**Aim**: Pictures aside, write out every record exactly as it appears.

**Records from a data source**:
^^^^^^^^

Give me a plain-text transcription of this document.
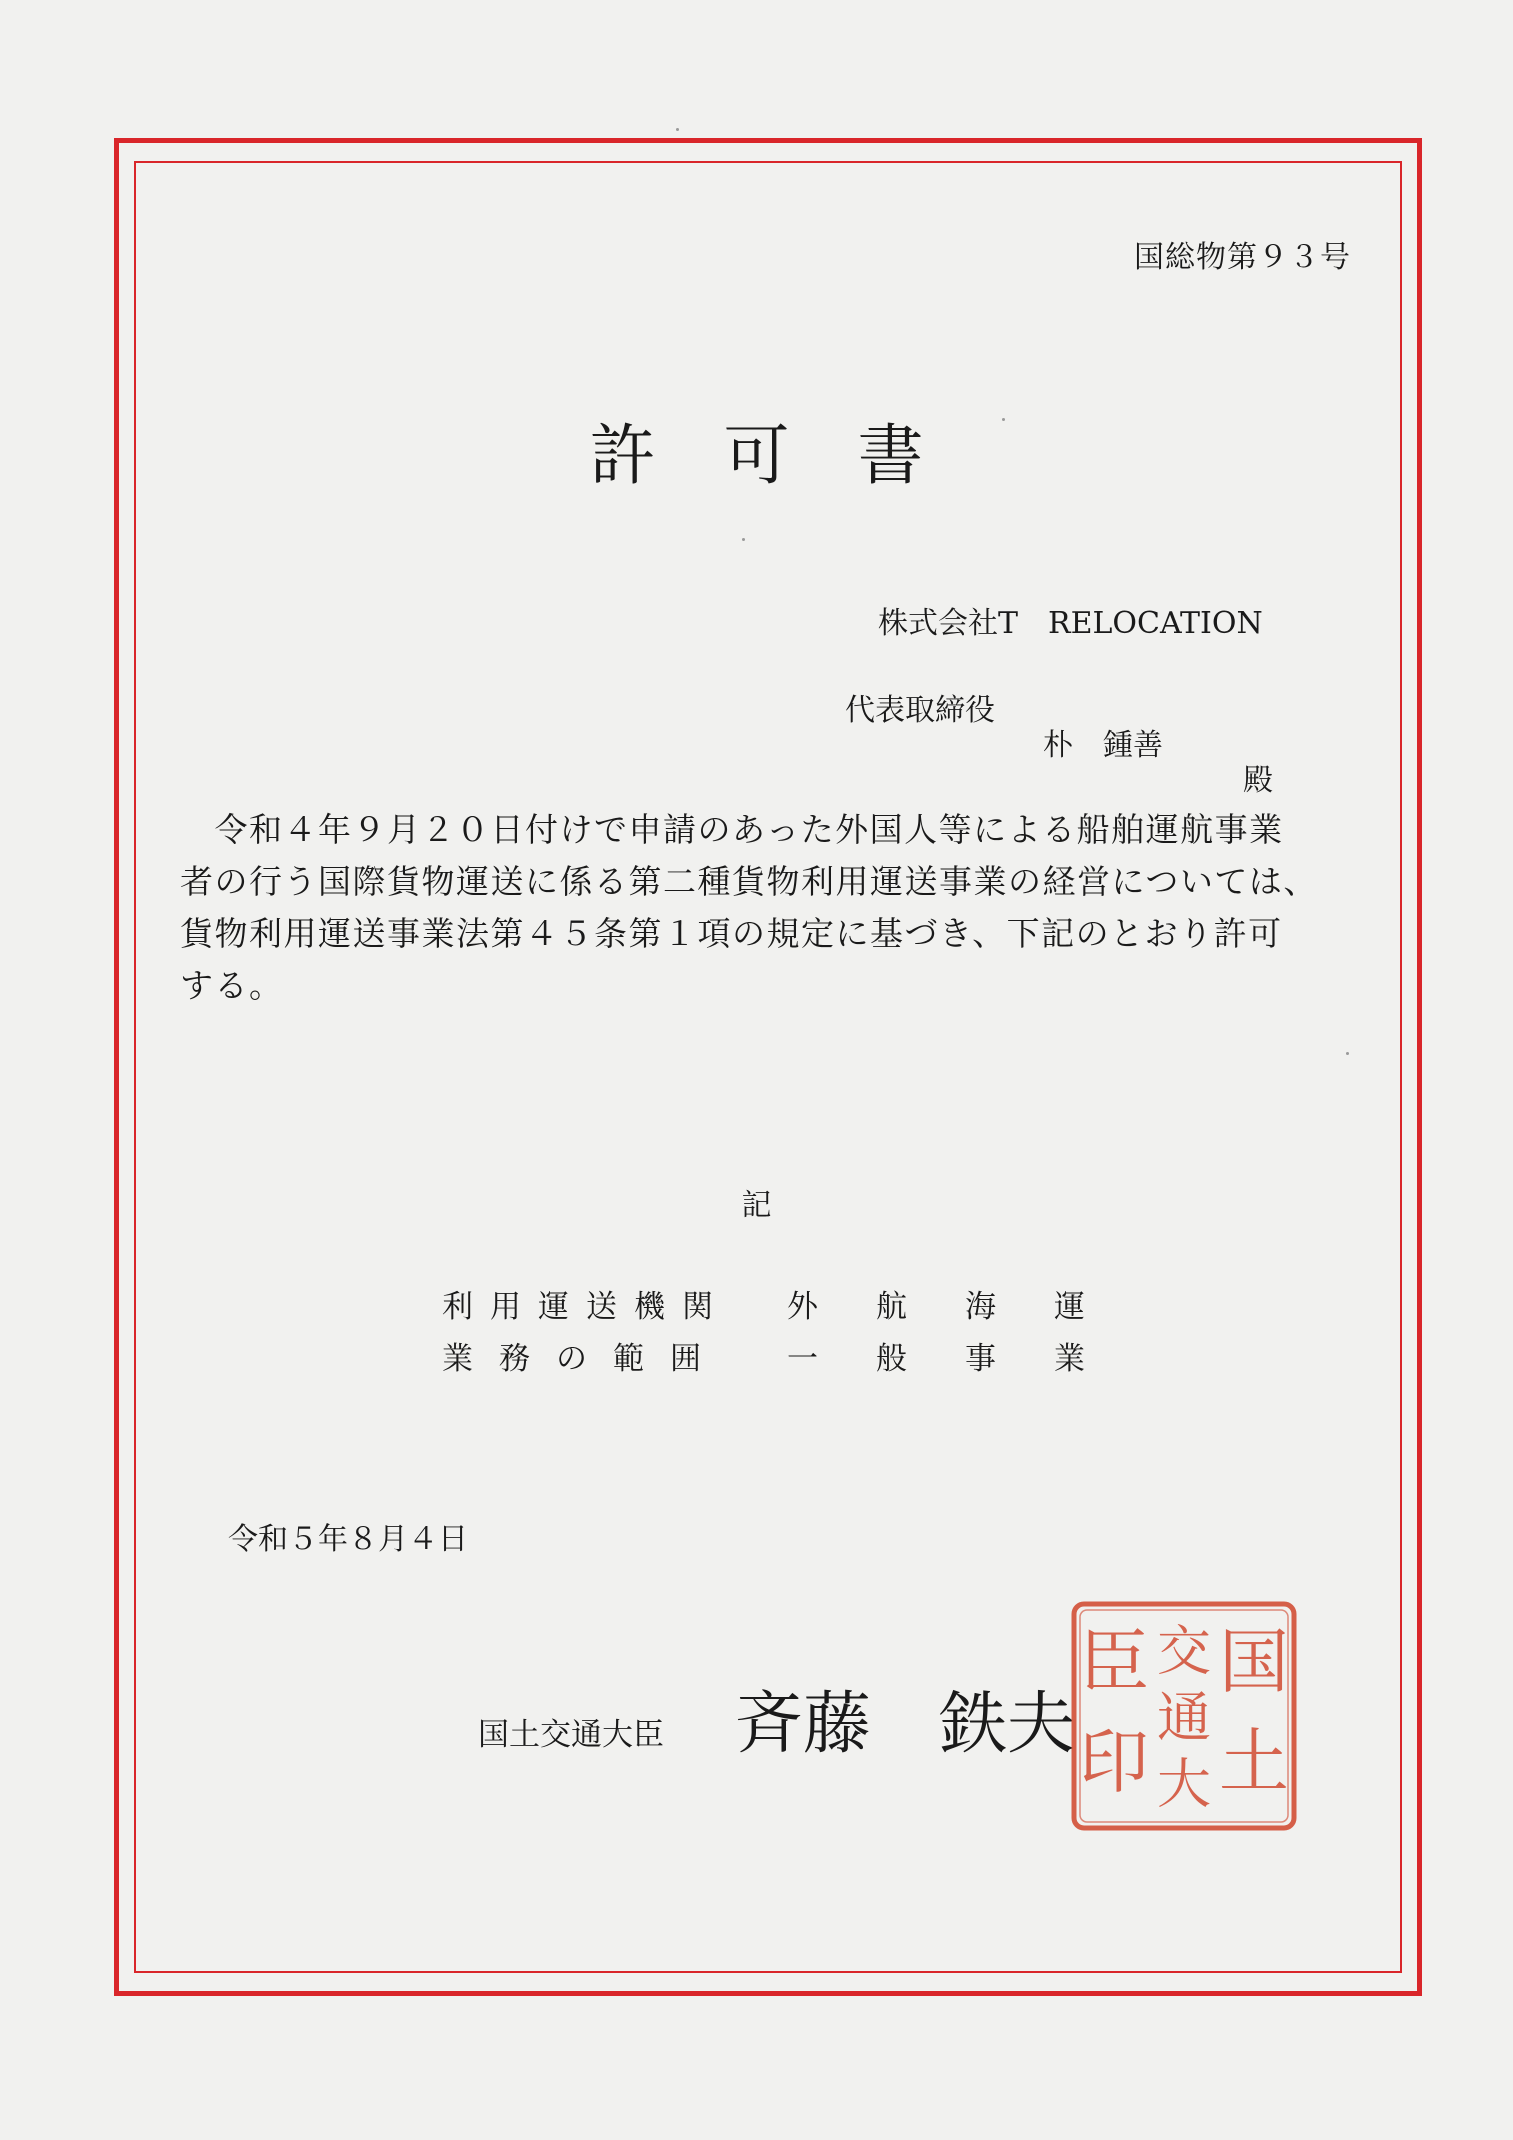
国総物第９３号
許可書
株式会社T　RELOCATION

代表取締役

朴　鍾善

殿

　令和４年９月２０日付けで申請のあった外国人等による船舶運航事業
者の行う国際貨物運送に係る第二種貨物利用運送事業の経営については、
貨物利用運送事業法第４５条第１項の規定に基づき、下記のとおり許可
する。
記
利用運送機関 外航海運
業務の範囲 一般事業
令和５年８月４日
国土交通大臣 斉藤　鉄夫
国
土
交
通
大
臣
印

^^^^^^^^

**Output of the exercise**:
Give me a plain-text transcription of this document.
国総物第９３号
許可書
株式会社T　RELOCATION

代表取締役

朴　鍾善

殿

　令和４年９月２０日付けで申請のあった外国人等による船舶運航事業
者の行う国際貨物運送に係る第二種貨物利用運送事業の経営については、
貨物利用運送事業法第４５条第１項の規定に基づき、下記のとおり許可
する。
記
利用運送機関 外航海運
業務の範囲 一般事業
令和５年８月４日
国土交通大臣 斉藤　鉄夫
国
土
交
通
大
臣
印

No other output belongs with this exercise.